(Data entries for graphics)

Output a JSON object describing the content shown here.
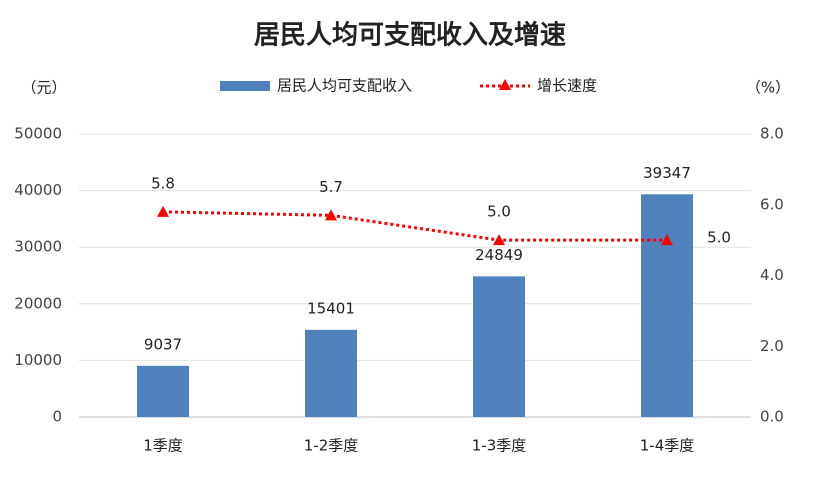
{
  "chart_data": {
    "type": "bar",
    "title": "居民人均可支配收入及增速",
    "ylabel": "（元）",
    "y2label": "（%）",
    "categories": [
      "1季度",
      "1-2季度",
      "1-3季度",
      "1-4季度"
    ],
    "series": [
      {
        "name": "居民人均可支配收入",
        "type": "bar",
        "color": "#4f81bd",
        "values": [
          9037,
          15401,
          24849,
          39347
        ]
      },
      {
        "name": "增长速度",
        "type": "line",
        "axis": "y2",
        "color": "#ff0000",
        "values": [
          5.8,
          5.7,
          5.0,
          5.0
        ],
        "value_labels": [
          "5.8",
          "5.7",
          "5.0",
          "5.0"
        ]
      }
    ],
    "ylim": [
      0,
      50000
    ],
    "yticks": [
      0,
      10000,
      20000,
      30000,
      40000,
      50000
    ],
    "y2lim": [
      0,
      8
    ],
    "y2ticks": [
      {
        "value": 0,
        "label": "0.0"
      },
      {
        "value": 2,
        "label": "2.0"
      },
      {
        "value": 4,
        "label": "4.0"
      },
      {
        "value": 6,
        "label": "6.0"
      },
      {
        "value": 8,
        "label": "8.0"
      }
    ],
    "grid": true
  }
}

## Do this
Without the pictures, extract every entry verbatim.

## Written answer
Output a JSON object describing the content shown here.
{
  "chart_data": {
    "type": "bar",
    "title": "居民人均可支配收入及增速",
    "ylabel": "（元）",
    "y2label": "（%）",
    "categories": [
      "1季度",
      "1-2季度",
      "1-3季度",
      "1-4季度"
    ],
    "series": [
      {
        "name": "居民人均可支配收入",
        "type": "bar",
        "color": "#4f81bd",
        "values": [
          9037,
          15401,
          24849,
          39347
        ]
      },
      {
        "name": "增长速度",
        "type": "line",
        "axis": "y2",
        "color": "#ff0000",
        "values": [
          5.8,
          5.7,
          5.0,
          5.0
        ],
        "value_labels": [
          "5.8",
          "5.7",
          "5.0",
          "5.0"
        ]
      }
    ],
    "ylim": [
      0,
      50000
    ],
    "yticks": [
      0,
      10000,
      20000,
      30000,
      40000,
      50000
    ],
    "y2lim": [
      0,
      8
    ],
    "y2ticks": [
      {
        "value": 0,
        "label": "0.0"
      },
      {
        "value": 2,
        "label": "2.0"
      },
      {
        "value": 4,
        "label": "4.0"
      },
      {
        "value": 6,
        "label": "6.0"
      },
      {
        "value": 8,
        "label": "8.0"
      }
    ],
    "grid": true
  }
}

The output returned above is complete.